### [Problem to work on]
Among the entries below, find the lines with "WebMail" and copy them.

Start of Exercise data

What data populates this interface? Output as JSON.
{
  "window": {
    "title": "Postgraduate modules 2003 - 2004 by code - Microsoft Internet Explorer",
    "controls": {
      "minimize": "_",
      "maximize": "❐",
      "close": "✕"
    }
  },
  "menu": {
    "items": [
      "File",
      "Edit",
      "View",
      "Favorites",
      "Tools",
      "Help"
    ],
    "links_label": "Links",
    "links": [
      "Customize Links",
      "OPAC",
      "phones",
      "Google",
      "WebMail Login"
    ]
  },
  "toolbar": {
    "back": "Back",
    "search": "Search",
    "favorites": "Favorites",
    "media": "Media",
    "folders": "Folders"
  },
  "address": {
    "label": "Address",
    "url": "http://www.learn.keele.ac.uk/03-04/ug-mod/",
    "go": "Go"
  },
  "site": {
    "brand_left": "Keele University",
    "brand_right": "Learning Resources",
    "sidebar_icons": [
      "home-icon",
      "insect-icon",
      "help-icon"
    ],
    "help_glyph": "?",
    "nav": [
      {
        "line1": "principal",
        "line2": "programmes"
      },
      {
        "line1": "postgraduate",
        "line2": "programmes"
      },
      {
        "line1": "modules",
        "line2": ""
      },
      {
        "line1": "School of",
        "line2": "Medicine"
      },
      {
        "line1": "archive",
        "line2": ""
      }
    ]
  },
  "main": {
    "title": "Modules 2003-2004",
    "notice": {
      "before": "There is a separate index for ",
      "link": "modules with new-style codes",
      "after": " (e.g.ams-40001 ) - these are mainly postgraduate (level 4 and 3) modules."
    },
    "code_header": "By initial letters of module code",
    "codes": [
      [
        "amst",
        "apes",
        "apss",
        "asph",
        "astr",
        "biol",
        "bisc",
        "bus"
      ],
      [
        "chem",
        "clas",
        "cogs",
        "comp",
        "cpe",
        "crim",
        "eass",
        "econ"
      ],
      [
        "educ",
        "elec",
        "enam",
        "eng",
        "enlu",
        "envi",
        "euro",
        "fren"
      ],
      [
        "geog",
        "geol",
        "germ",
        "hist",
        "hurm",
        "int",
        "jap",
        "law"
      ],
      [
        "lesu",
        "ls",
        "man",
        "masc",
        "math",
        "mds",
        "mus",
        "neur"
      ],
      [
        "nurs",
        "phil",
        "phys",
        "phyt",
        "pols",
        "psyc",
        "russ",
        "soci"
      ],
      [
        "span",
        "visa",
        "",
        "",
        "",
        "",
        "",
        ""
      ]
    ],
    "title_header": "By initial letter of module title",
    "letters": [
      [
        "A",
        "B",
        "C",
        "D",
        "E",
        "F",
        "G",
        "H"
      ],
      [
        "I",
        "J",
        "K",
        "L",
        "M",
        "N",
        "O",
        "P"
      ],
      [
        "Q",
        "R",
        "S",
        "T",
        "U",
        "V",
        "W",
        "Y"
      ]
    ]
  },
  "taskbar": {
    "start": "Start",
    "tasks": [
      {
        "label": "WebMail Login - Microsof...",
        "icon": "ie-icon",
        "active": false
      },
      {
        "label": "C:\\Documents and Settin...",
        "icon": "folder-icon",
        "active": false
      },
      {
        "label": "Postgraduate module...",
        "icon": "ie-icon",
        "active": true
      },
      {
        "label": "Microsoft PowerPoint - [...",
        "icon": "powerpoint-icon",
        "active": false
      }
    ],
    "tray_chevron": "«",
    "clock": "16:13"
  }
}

End of Exercise data

### [Result of the task]
      "WebMail Login"
        "label": "WebMail Login - Microsof...",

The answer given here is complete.